Would you transcribe the listing that follows, character for character, and omit its images?

#### INPUT ROWS

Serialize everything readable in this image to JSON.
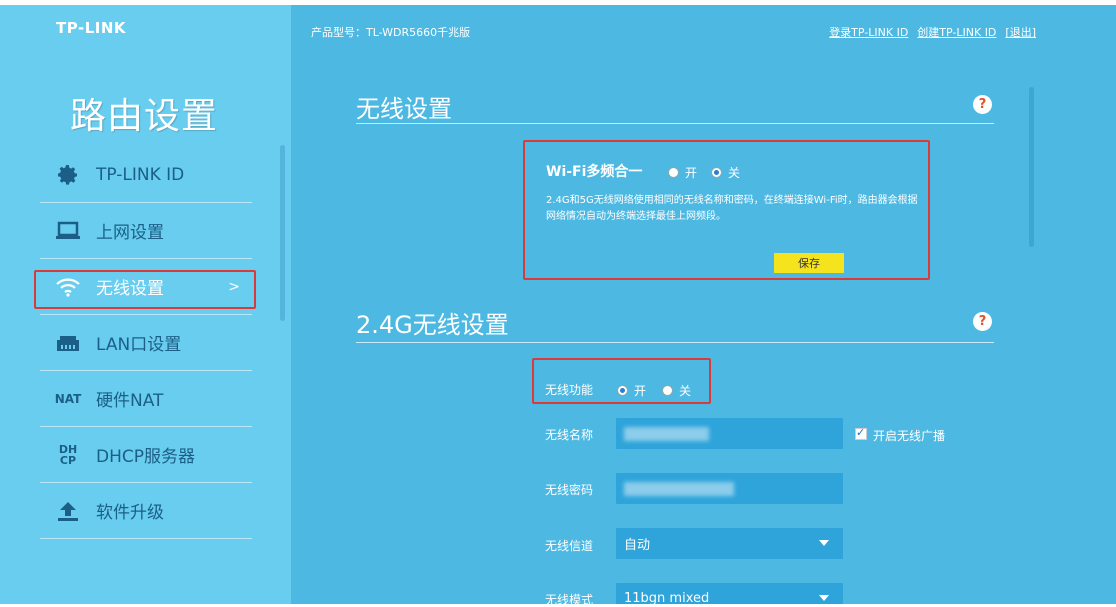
{
  "sidebar": {
    "logo": "TP-LINK",
    "title": "路由设置",
    "items": [
      {
        "label": "TP-LINK ID",
        "icon": "gear-icon"
      },
      {
        "label": "上网设置",
        "icon": "laptop-icon"
      },
      {
        "label": "无线设置",
        "icon": "wifi-icon",
        "active": true,
        "arrow": ">"
      },
      {
        "label": "LAN口设置",
        "icon": "lan-port-icon"
      },
      {
        "label": "硬件NAT",
        "icon": "nat-icon",
        "icon_text": "NAT"
      },
      {
        "label": "DHCP服务器",
        "icon": "dhcp-icon",
        "icon_text": "DH CP"
      },
      {
        "label": "软件升级",
        "icon": "upload-icon"
      }
    ]
  },
  "header": {
    "model": "产品型号：TL-WDR5660千兆版",
    "links": [
      "登录TP-LINK ID",
      "创建TP-LINK ID",
      "[退出]"
    ]
  },
  "wireless": {
    "title": "无线设置",
    "help": "?",
    "multiband": {
      "title": "Wi-Fi多频合一",
      "on": "开",
      "off": "关",
      "selected": "off",
      "description": "2.4G和5G无线网络使用相同的无线名称和密码，在终端连接Wi-Fi时，路由器会根据网络情况自动为终端选择最佳上网频段。",
      "save": "保存"
    }
  },
  "band24": {
    "title": "2.4G无线设置",
    "help": "?",
    "function_label": "无线功能",
    "function_on": "开",
    "function_off": "关",
    "function_selected": "on",
    "ssid_label": "无线名称",
    "broadcast_label": "开启无线广播",
    "broadcast_checked": true,
    "password_label": "无线密码",
    "channel_label": "无线信道",
    "channel_value": "自动",
    "mode_label": "无线模式",
    "mode_value": "11bgn mixed"
  },
  "colors": {
    "sidebar_bg": "#69cdef",
    "main_bg": "#4db9e3",
    "field_bg": "#2ea4da",
    "highlight": "#d93b3b",
    "save_btn": "#f5e31e"
  }
}
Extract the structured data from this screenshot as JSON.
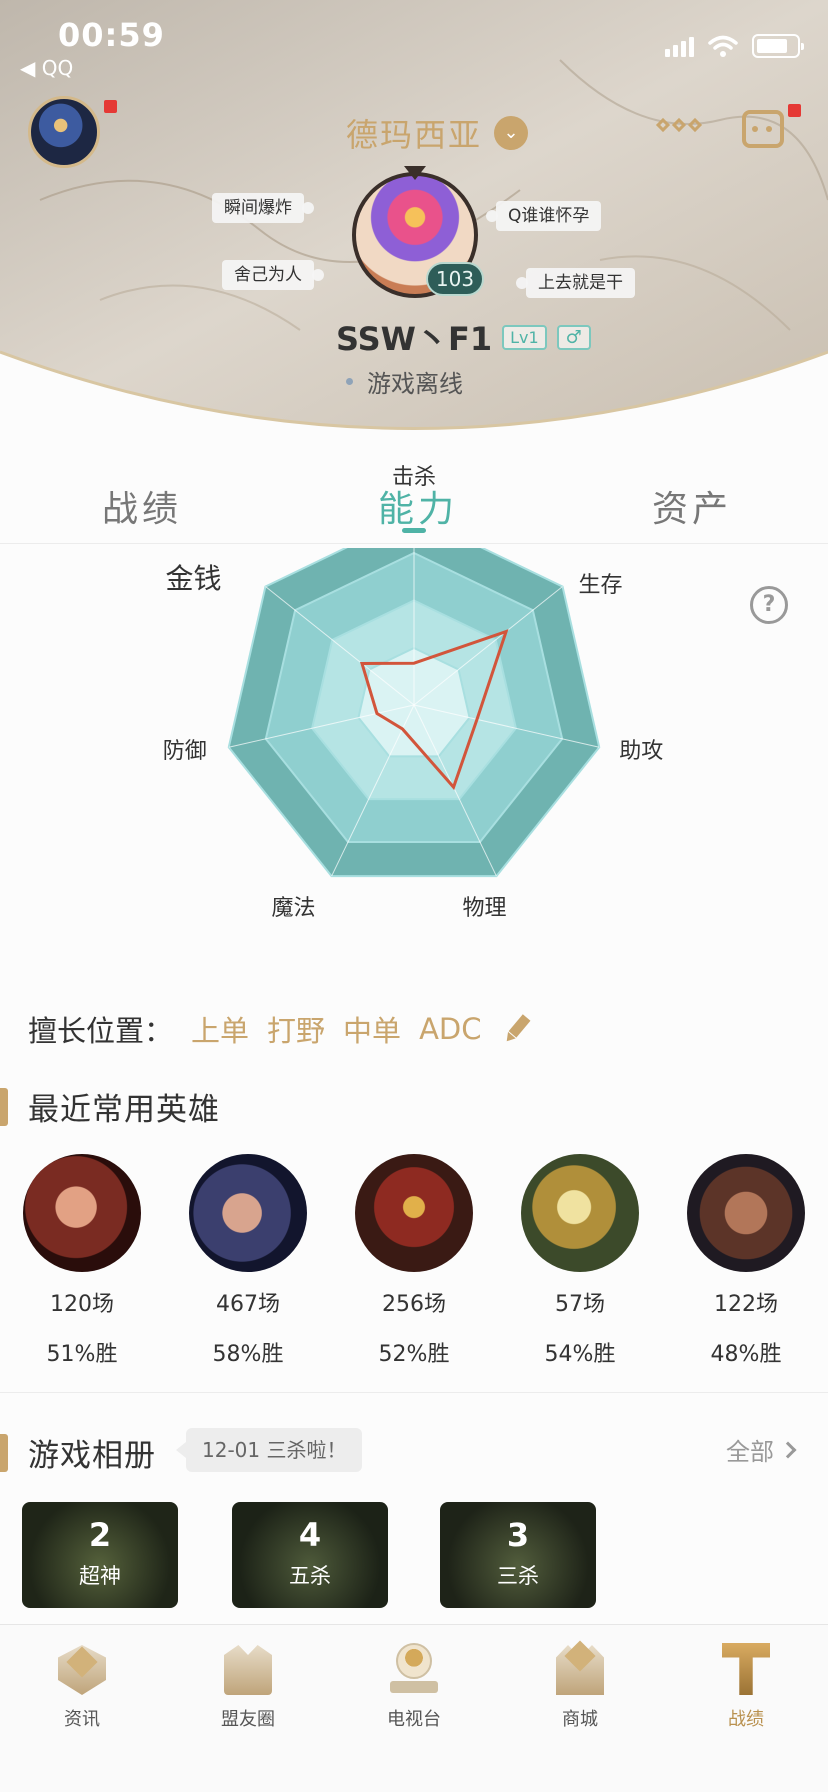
{
  "status_bar": {
    "time": "00:59",
    "back_label": "◀ QQ"
  },
  "header": {
    "server_name": "德玛西亚",
    "tags": [
      "瞬间爆炸",
      "舍己为人",
      "Q谁谁怀孕",
      "上去就是干"
    ],
    "level_badge": "103",
    "nickname": "SSW丶F1",
    "user_level": "Lv1",
    "gender_symbol": "♂",
    "online_status": "游戏离线"
  },
  "tabs": [
    {
      "label": "战绩",
      "active": false
    },
    {
      "label": "能力",
      "active": true
    },
    {
      "label": "资产",
      "active": false
    }
  ],
  "ability_radar": {
    "axes": [
      "击杀",
      "生存",
      "助攻",
      "物理",
      "魔法",
      "防御",
      "金钱"
    ],
    "values": [
      0.22,
      0.62,
      0.34,
      0.48,
      0.14,
      0.2,
      0.35
    ],
    "ring_levels": [
      0.3,
      0.55,
      0.8,
      1.0
    ],
    "grid_color": "#a8dfe0",
    "data_color": "#d2553b"
  },
  "positions": {
    "label": "擅长位置：",
    "items": [
      "上单",
      "打野",
      "中单",
      "ADC"
    ]
  },
  "recent_heroes": {
    "title": "最近常用英雄",
    "items": [
      {
        "games": "120场",
        "win_rate": "51%胜"
      },
      {
        "games": "467场",
        "win_rate": "58%胜"
      },
      {
        "games": "256场",
        "win_rate": "52%胜"
      },
      {
        "games": "57场",
        "win_rate": "54%胜"
      },
      {
        "games": "122场",
        "win_rate": "48%胜"
      }
    ]
  },
  "game_album": {
    "title": "游戏相册",
    "tip": "12-01 三杀啦！",
    "view_all": "全部",
    "items": [
      {
        "count": "2",
        "label": "超神"
      },
      {
        "count": "4",
        "label": "五杀"
      },
      {
        "count": "3",
        "label": "三杀"
      }
    ]
  },
  "bottom_nav": [
    {
      "label": "资讯",
      "icon": "news-shield-icon",
      "active": false
    },
    {
      "label": "盟友圈",
      "icon": "friends-circle-icon",
      "active": false
    },
    {
      "label": "电视台",
      "icon": "tv-station-icon",
      "active": false
    },
    {
      "label": "商城",
      "icon": "shop-icon",
      "active": false
    },
    {
      "label": "战绩",
      "icon": "records-icon",
      "active": true
    }
  ]
}
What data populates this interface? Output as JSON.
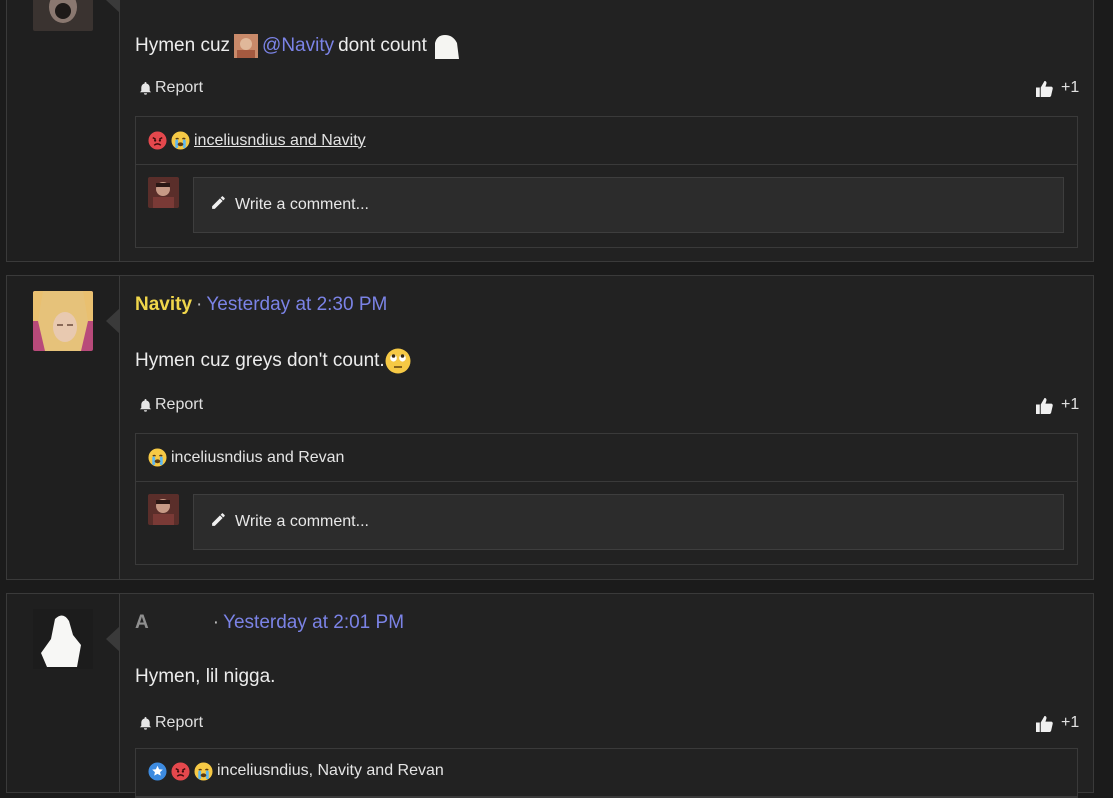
{
  "actions": {
    "report_label": "Report",
    "like_label": "+1"
  },
  "comment": {
    "placeholder": "Write a comment..."
  },
  "posts": [
    {
      "username": "",
      "timestamp": "",
      "message_prefix": "Hymen cuz",
      "mention": "@Navity",
      "message_suffix": "dont count",
      "reactions_text": "inceliusndius and Navity",
      "reaction_icons": [
        "angry-emoji-icon",
        "crying-emoji-icon"
      ]
    },
    {
      "username": "Navity",
      "separator": "·",
      "timestamp": "Yesterday at 2:30 PM",
      "message": "Hymen cuz greys don't count.",
      "reactions_text": "inceliusndius and Revan",
      "reaction_icons": [
        "crying-emoji-icon"
      ]
    },
    {
      "username": "A",
      "separator": "·",
      "timestamp": "Yesterday at 2:01 PM",
      "message": "Hymen, lil nigga.",
      "reactions_text": "inceliusndius, Navity and Revan",
      "reaction_icons": [
        "star-badge-icon",
        "angry-emoji-icon",
        "crying-emoji-icon"
      ]
    }
  ],
  "colors": {
    "username": "#f0d64b",
    "link": "#7b83e6",
    "background": "#1b1b1b",
    "panel": "#222222"
  }
}
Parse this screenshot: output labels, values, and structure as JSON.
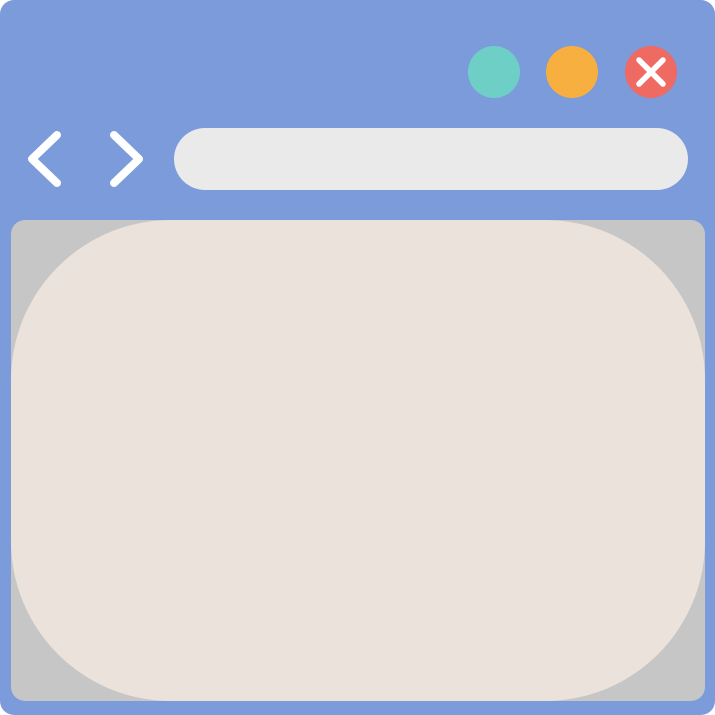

########

• _THE SOLUTION_:
Serialize everything readable in this image to JSON.
{
  "sidebar": {
    "logo": "TP-LINK",
    "title": "路由设置",
    "items": [
      {
        "label": "TP-LINK ID",
        "icon": "gear-icon"
      },
      {
        "label": "上网设置",
        "icon": "laptop-icon"
      },
      {
        "label": "无线设置",
        "icon": "wifi-icon",
        "active": true,
        "arrow": ">"
      },
      {
        "label": "LAN口设置",
        "icon": "lan-port-icon"
      },
      {
        "label": "硬件NAT",
        "icon": "nat-icon",
        "icon_text": "NAT"
      },
      {
        "label": "DHCP服务器",
        "icon": "dhcp-icon",
        "icon_text": "DH CP"
      },
      {
        "label": "软件升级",
        "icon": "upload-icon"
      }
    ]
  },
  "header": {
    "model": "产品型号：TL-WDR5660千兆版",
    "links": [
      "登录TP-LINK ID",
      "创建TP-LINK ID",
      "[退出]"
    ]
  },
  "wireless": {
    "title": "无线设置",
    "help": "?",
    "multiband": {
      "title": "Wi-Fi多频合一",
      "on": "开",
      "off": "关",
      "selected": "off",
      "description": "2.4G和5G无线网络使用相同的无线名称和密码，在终端连接Wi-Fi时，路由器会根据网络情况自动为终端选择最佳上网频段。",
      "save": "保存"
    }
  },
  "band24": {
    "title": "2.4G无线设置",
    "help": "?",
    "function_label": "无线功能",
    "function_on": "开",
    "function_off": "关",
    "function_selected": "on",
    "ssid_label": "无线名称",
    "broadcast_label": "开启无线广播",
    "broadcast_checked": true,
    "password_label": "无线密码",
    "channel_label": "无线信道",
    "channel_value": "自动",
    "mode_label": "无线模式",
    "mode_value": "11bgn mixed"
  },
  "colors": {
    "sidebar_bg": "#69cdef",
    "main_bg": "#4db9e3",
    "field_bg": "#2ea4da",
    "highlight": "#d93b3b",
    "save_btn": "#f5e31e"
  }
}
Extract the structured data from this screenshot as JSON.
{
  "status_bar": {
    "time": "00:59",
    "back_label": "◀ QQ"
  },
  "header": {
    "server_name": "德玛西亚",
    "tags": [
      "瞬间爆炸",
      "舍己为人",
      "Q谁谁怀孕",
      "上去就是干"
    ],
    "level_badge": "103",
    "nickname": "SSW丶F1",
    "user_level": "Lv1",
    "gender_symbol": "♂",
    "online_status": "游戏离线"
  },
  "tabs": [
    {
      "label": "战绩",
      "active": false
    },
    {
      "label": "能力",
      "active": true
    },
    {
      "label": "资产",
      "active": false
    }
  ],
  "ability_radar": {
    "axes": [
      "击杀",
      "生存",
      "助攻",
      "物理",
      "魔法",
      "防御",
      "金钱"
    ],
    "values": [
      0.22,
      0.62,
      0.34,
      0.48,
      0.14,
      0.2,
      0.35
    ],
    "ring_levels": [
      0.3,
      0.55,
      0.8,
      1.0
    ],
    "grid_color": "#a8dfe0",
    "data_color": "#d2553b"
  },
  "positions": {
    "label": "擅长位置：",
    "items": [
      "上单",
      "打野",
      "中单",
      "ADC"
    ]
  },
  "recent_heroes": {
    "title": "最近常用英雄",
    "items": [
      {
        "games": "120场",
        "win_rate": "51%胜"
      },
      {
        "games": "467场",
        "win_rate": "58%胜"
      },
      {
        "games": "256场",
        "win_rate": "52%胜"
      },
      {
        "games": "57场",
        "win_rate": "54%胜"
      },
      {
        "games": "122场",
        "win_rate": "48%胜"
      }
    ]
  },
  "game_album": {
    "title": "游戏相册",
    "tip": "12-01 三杀啦！",
    "view_all": "全部",
    "items": [
      {
        "count": "2",
        "label": "超神"
      },
      {
        "count": "4",
        "label": "五杀"
      },
      {
        "count": "3",
        "label": "三杀"
      }
    ]
  },
  "bottom_nav": [
    {
      "label": "资讯",
      "icon": "news-shield-icon",
      "active": false
    },
    {
      "label": "盟友圈",
      "icon": "friends-circle-icon",
      "active": false
    },
    {
      "label": "电视台",
      "icon": "tv-station-icon",
      "active": false
    },
    {
      "label": "商城",
      "icon": "shop-icon",
      "active": false
    },
    {
      "label": "战绩",
      "icon": "records-icon",
      "active": true
    }
  ]
}
What data populates this interface? Output as JSON.
{
  "actions": {
    "report_label": "Report",
    "like_label": "+1"
  },
  "comment": {
    "placeholder": "Write a comment..."
  },
  "posts": [
    {
      "username": "",
      "timestamp": "",
      "message_prefix": "Hymen cuz",
      "mention": "@Navity",
      "message_suffix": "dont count",
      "reactions_text": "inceliusndius and Navity",
      "reaction_icons": [
        "angry-emoji-icon",
        "crying-emoji-icon"
      ]
    },
    {
      "username": "Navity",
      "separator": "·",
      "timestamp": "Yesterday at 2:30 PM",
      "message": "Hymen cuz greys don't count.",
      "reactions_text": "inceliusndius and Revan",
      "reaction_icons": [
        "crying-emoji-icon"
      ]
    },
    {
      "username": "A",
      "separator": "·",
      "timestamp": "Yesterday at 2:01 PM",
      "message": "Hymen, lil nigga.",
      "reactions_text": "inceliusndius, Navity and Revan",
      "reaction_icons": [
        "star-badge-icon",
        "angry-emoji-icon",
        "crying-emoji-icon"
      ]
    }
  ],
  "colors": {
    "username": "#f0d64b",
    "link": "#7b83e6",
    "background": "#1b1b1b",
    "panel": "#222222"
  }
}
Parse this screenshot: output labels, values, and structure as JSON.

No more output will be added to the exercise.